-- WORK TO DO --
In your copy, leave out the pictures and repeat the entries below exactly.

## BEGIN INPUT DATA

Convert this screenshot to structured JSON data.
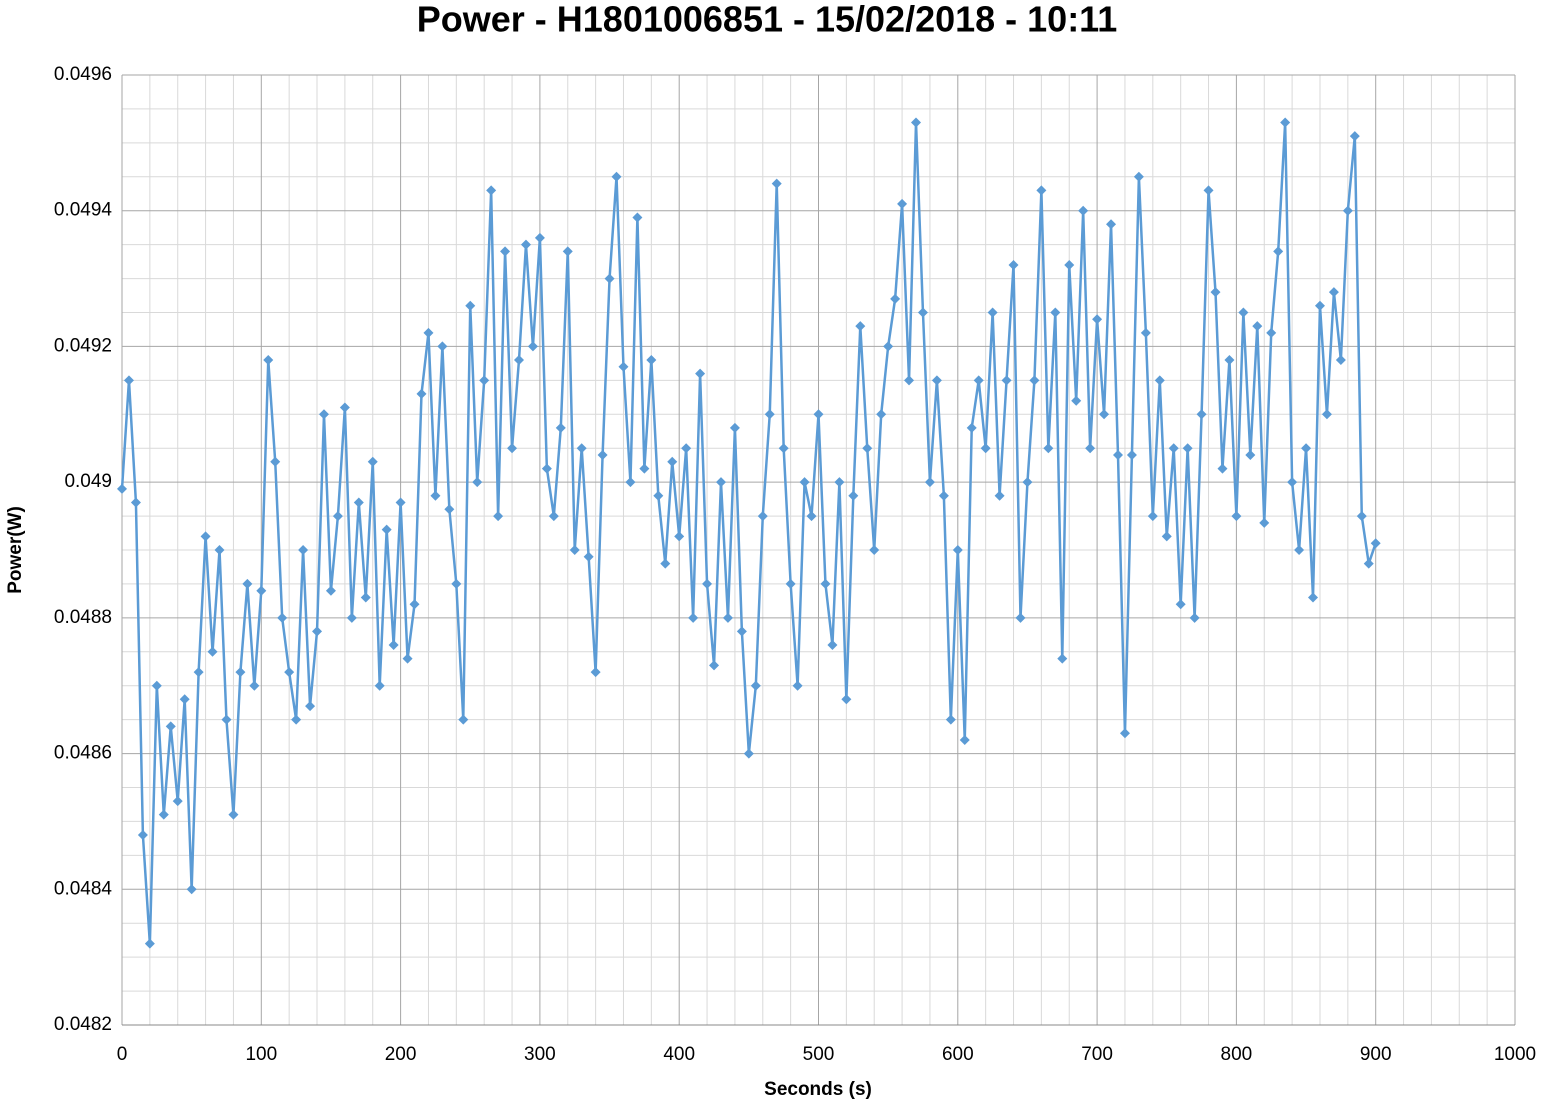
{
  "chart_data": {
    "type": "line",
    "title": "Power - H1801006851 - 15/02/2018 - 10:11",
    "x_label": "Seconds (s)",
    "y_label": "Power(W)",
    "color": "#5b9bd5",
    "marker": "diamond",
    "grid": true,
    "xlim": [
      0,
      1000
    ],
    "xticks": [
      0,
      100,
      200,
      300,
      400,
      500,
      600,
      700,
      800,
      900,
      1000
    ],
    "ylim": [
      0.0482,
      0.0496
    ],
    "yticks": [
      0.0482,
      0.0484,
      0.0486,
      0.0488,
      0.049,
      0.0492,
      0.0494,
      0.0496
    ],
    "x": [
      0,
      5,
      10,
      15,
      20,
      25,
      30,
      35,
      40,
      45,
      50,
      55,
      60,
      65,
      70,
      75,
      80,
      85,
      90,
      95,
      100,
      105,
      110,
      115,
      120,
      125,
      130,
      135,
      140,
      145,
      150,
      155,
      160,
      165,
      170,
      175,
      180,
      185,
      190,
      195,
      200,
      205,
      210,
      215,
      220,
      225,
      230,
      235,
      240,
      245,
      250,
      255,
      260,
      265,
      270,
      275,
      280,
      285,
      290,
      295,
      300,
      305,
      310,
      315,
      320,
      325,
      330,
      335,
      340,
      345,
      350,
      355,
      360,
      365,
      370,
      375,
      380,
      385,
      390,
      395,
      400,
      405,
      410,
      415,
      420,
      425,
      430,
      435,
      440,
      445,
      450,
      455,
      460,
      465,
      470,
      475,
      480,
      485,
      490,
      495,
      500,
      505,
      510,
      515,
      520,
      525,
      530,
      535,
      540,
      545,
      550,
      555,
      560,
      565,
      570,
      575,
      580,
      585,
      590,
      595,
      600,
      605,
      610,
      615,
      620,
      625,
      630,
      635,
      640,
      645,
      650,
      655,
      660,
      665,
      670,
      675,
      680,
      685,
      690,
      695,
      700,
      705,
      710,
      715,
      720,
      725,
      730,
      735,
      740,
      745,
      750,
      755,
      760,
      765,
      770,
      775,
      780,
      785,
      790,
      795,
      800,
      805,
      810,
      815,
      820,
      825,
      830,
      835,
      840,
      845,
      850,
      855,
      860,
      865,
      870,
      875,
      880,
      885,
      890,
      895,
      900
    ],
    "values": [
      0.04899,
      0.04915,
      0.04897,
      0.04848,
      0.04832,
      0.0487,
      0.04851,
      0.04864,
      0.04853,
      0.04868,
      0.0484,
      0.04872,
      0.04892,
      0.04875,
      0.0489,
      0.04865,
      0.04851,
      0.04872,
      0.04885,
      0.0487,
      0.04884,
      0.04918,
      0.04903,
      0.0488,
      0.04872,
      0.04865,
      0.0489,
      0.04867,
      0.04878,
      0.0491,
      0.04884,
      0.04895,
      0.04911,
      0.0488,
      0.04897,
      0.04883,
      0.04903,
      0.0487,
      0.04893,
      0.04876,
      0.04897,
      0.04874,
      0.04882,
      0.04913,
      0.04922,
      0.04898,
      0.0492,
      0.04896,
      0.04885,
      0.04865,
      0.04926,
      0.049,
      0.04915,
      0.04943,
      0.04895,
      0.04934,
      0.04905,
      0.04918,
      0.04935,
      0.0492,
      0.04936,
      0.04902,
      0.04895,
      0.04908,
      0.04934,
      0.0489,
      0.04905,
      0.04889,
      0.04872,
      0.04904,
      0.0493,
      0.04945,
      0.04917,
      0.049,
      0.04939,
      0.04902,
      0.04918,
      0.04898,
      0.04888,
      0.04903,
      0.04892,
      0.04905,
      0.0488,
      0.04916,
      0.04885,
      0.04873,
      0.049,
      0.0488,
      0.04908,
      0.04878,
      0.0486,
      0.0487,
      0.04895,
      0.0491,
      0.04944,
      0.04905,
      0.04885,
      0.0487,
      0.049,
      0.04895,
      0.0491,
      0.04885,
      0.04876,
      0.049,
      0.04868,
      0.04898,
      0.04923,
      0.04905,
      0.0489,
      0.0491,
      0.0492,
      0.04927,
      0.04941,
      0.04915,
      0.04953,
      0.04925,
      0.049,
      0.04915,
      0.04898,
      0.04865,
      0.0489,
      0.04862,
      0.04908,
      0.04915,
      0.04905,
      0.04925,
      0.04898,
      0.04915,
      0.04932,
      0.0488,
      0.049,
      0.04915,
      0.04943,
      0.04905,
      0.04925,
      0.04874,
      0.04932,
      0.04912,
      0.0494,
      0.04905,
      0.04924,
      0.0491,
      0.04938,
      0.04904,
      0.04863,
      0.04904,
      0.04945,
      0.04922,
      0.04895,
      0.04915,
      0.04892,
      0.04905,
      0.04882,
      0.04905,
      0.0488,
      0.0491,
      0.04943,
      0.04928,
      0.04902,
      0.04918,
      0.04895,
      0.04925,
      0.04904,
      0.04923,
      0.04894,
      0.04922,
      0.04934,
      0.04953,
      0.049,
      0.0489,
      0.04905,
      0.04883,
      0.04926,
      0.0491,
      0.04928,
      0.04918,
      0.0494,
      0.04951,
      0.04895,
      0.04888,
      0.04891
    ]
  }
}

## END INPUT DATA

-- REPLY TO THE TASK --
Convert this screenshot to structured JSON data.
{
  "chart_data": {
    "type": "line",
    "title": "Power - H1801006851 - 15/02/2018 - 10:11",
    "x_label": "Seconds (s)",
    "y_label": "Power(W)",
    "color": "#5b9bd5",
    "marker": "diamond",
    "grid": true,
    "xlim": [
      0,
      1000
    ],
    "xticks": [
      0,
      100,
      200,
      300,
      400,
      500,
      600,
      700,
      800,
      900,
      1000
    ],
    "ylim": [
      0.0482,
      0.0496
    ],
    "yticks": [
      0.0482,
      0.0484,
      0.0486,
      0.0488,
      0.049,
      0.0492,
      0.0494,
      0.0496
    ],
    "x": [
      0,
      5,
      10,
      15,
      20,
      25,
      30,
      35,
      40,
      45,
      50,
      55,
      60,
      65,
      70,
      75,
      80,
      85,
      90,
      95,
      100,
      105,
      110,
      115,
      120,
      125,
      130,
      135,
      140,
      145,
      150,
      155,
      160,
      165,
      170,
      175,
      180,
      185,
      190,
      195,
      200,
      205,
      210,
      215,
      220,
      225,
      230,
      235,
      240,
      245,
      250,
      255,
      260,
      265,
      270,
      275,
      280,
      285,
      290,
      295,
      300,
      305,
      310,
      315,
      320,
      325,
      330,
      335,
      340,
      345,
      350,
      355,
      360,
      365,
      370,
      375,
      380,
      385,
      390,
      395,
      400,
      405,
      410,
      415,
      420,
      425,
      430,
      435,
      440,
      445,
      450,
      455,
      460,
      465,
      470,
      475,
      480,
      485,
      490,
      495,
      500,
      505,
      510,
      515,
      520,
      525,
      530,
      535,
      540,
      545,
      550,
      555,
      560,
      565,
      570,
      575,
      580,
      585,
      590,
      595,
      600,
      605,
      610,
      615,
      620,
      625,
      630,
      635,
      640,
      645,
      650,
      655,
      660,
      665,
      670,
      675,
      680,
      685,
      690,
      695,
      700,
      705,
      710,
      715,
      720,
      725,
      730,
      735,
      740,
      745,
      750,
      755,
      760,
      765,
      770,
      775,
      780,
      785,
      790,
      795,
      800,
      805,
      810,
      815,
      820,
      825,
      830,
      835,
      840,
      845,
      850,
      855,
      860,
      865,
      870,
      875,
      880,
      885,
      890,
      895,
      900
    ],
    "values": [
      0.04899,
      0.04915,
      0.04897,
      0.04848,
      0.04832,
      0.0487,
      0.04851,
      0.04864,
      0.04853,
      0.04868,
      0.0484,
      0.04872,
      0.04892,
      0.04875,
      0.0489,
      0.04865,
      0.04851,
      0.04872,
      0.04885,
      0.0487,
      0.04884,
      0.04918,
      0.04903,
      0.0488,
      0.04872,
      0.04865,
      0.0489,
      0.04867,
      0.04878,
      0.0491,
      0.04884,
      0.04895,
      0.04911,
      0.0488,
      0.04897,
      0.04883,
      0.04903,
      0.0487,
      0.04893,
      0.04876,
      0.04897,
      0.04874,
      0.04882,
      0.04913,
      0.04922,
      0.04898,
      0.0492,
      0.04896,
      0.04885,
      0.04865,
      0.04926,
      0.049,
      0.04915,
      0.04943,
      0.04895,
      0.04934,
      0.04905,
      0.04918,
      0.04935,
      0.0492,
      0.04936,
      0.04902,
      0.04895,
      0.04908,
      0.04934,
      0.0489,
      0.04905,
      0.04889,
      0.04872,
      0.04904,
      0.0493,
      0.04945,
      0.04917,
      0.049,
      0.04939,
      0.04902,
      0.04918,
      0.04898,
      0.04888,
      0.04903,
      0.04892,
      0.04905,
      0.0488,
      0.04916,
      0.04885,
      0.04873,
      0.049,
      0.0488,
      0.04908,
      0.04878,
      0.0486,
      0.0487,
      0.04895,
      0.0491,
      0.04944,
      0.04905,
      0.04885,
      0.0487,
      0.049,
      0.04895,
      0.0491,
      0.04885,
      0.04876,
      0.049,
      0.04868,
      0.04898,
      0.04923,
      0.04905,
      0.0489,
      0.0491,
      0.0492,
      0.04927,
      0.04941,
      0.04915,
      0.04953,
      0.04925,
      0.049,
      0.04915,
      0.04898,
      0.04865,
      0.0489,
      0.04862,
      0.04908,
      0.04915,
      0.04905,
      0.04925,
      0.04898,
      0.04915,
      0.04932,
      0.0488,
      0.049,
      0.04915,
      0.04943,
      0.04905,
      0.04925,
      0.04874,
      0.04932,
      0.04912,
      0.0494,
      0.04905,
      0.04924,
      0.0491,
      0.04938,
      0.04904,
      0.04863,
      0.04904,
      0.04945,
      0.04922,
      0.04895,
      0.04915,
      0.04892,
      0.04905,
      0.04882,
      0.04905,
      0.0488,
      0.0491,
      0.04943,
      0.04928,
      0.04902,
      0.04918,
      0.04895,
      0.04925,
      0.04904,
      0.04923,
      0.04894,
      0.04922,
      0.04934,
      0.04953,
      0.049,
      0.0489,
      0.04905,
      0.04883,
      0.04926,
      0.0491,
      0.04928,
      0.04918,
      0.0494,
      0.04951,
      0.04895,
      0.04888,
      0.04891
    ]
  }
}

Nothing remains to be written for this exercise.